Society for Information Management (SIM) is a professional organization of over 5,000 senior information technology (IT) executives, chief information officers, prominent academicians, selected consultants, and others.

History

The idea of SIM began during a break session at the Association for Computing Machinery (ACM) conference held in Las Vegas in August 1968. A conversation between Robert Head with the Software Resource Group and Herb Schwartz with the United States Atomic Energy Commission ensued on how current professional societies did not emphasize the managerial aspects of computing enough nor did they serve as a good communication mechanism between data processing managers and executive managers.
That conversation was the basis for the formation of The Society for Management Information Systems (SMIS) which in 1982 became the Society for Information Management.

§ DATA:
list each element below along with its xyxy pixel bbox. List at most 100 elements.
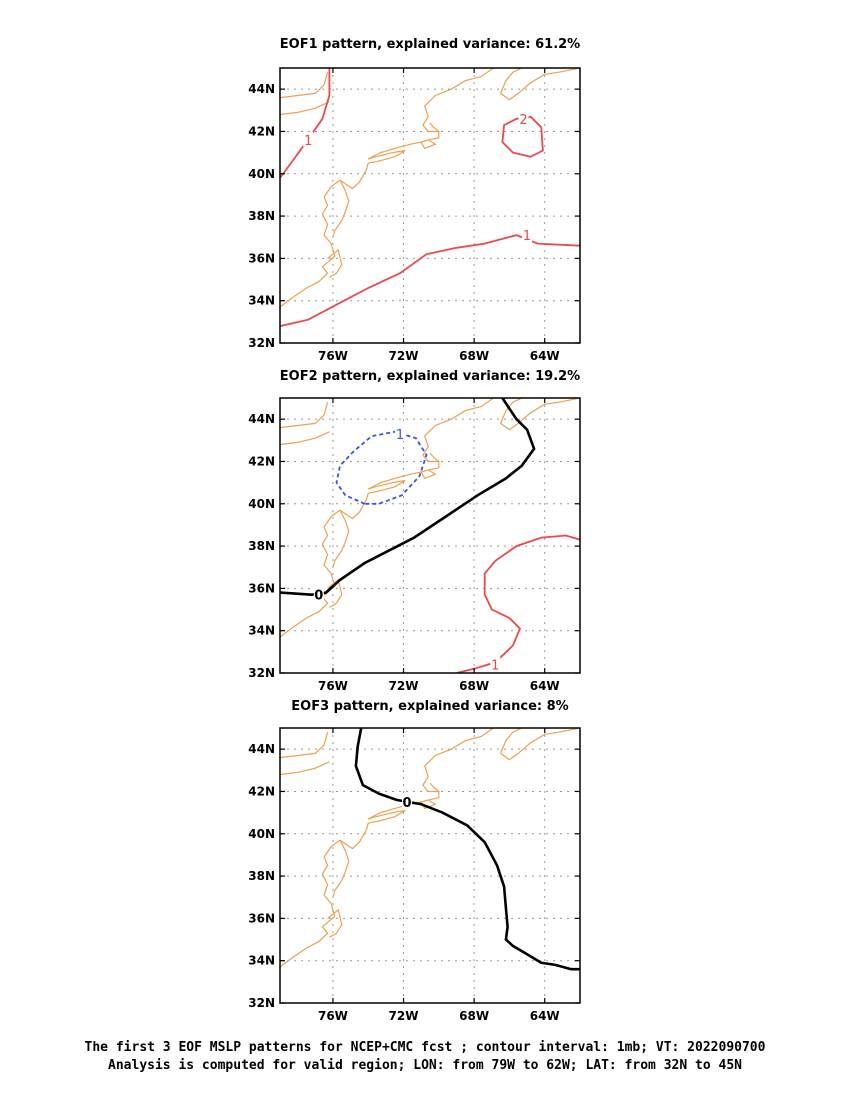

§ INSTRUCTIONS FOR THE TASK:
Reproduce the passage on the Society for Information Management above, word for word and in full.

§ PROBLEM SOLUTION:
Society for Information Management (SIM) is a professional organization of over 5,000 senior information technology (IT) executives, chief information officers, prominent academicians, selected consultants, and others.

History

The idea of SIM began during a break session at the Association for Computing Machinery (ACM) conference held in Las Vegas in August 1968. A conversation between Robert Head with the Software Resource Group and Herb Schwartz with the United States Atomic Energy Commission ensued on how current professional societies did not emphasize the managerial aspects of computing enough nor did they serve as a good communication mechanism between data processing managers and executive managers.
That conversation was the basis for the formation of The Society for Management Information Systems (SMIS) which in 1982 became the Society for Information Management.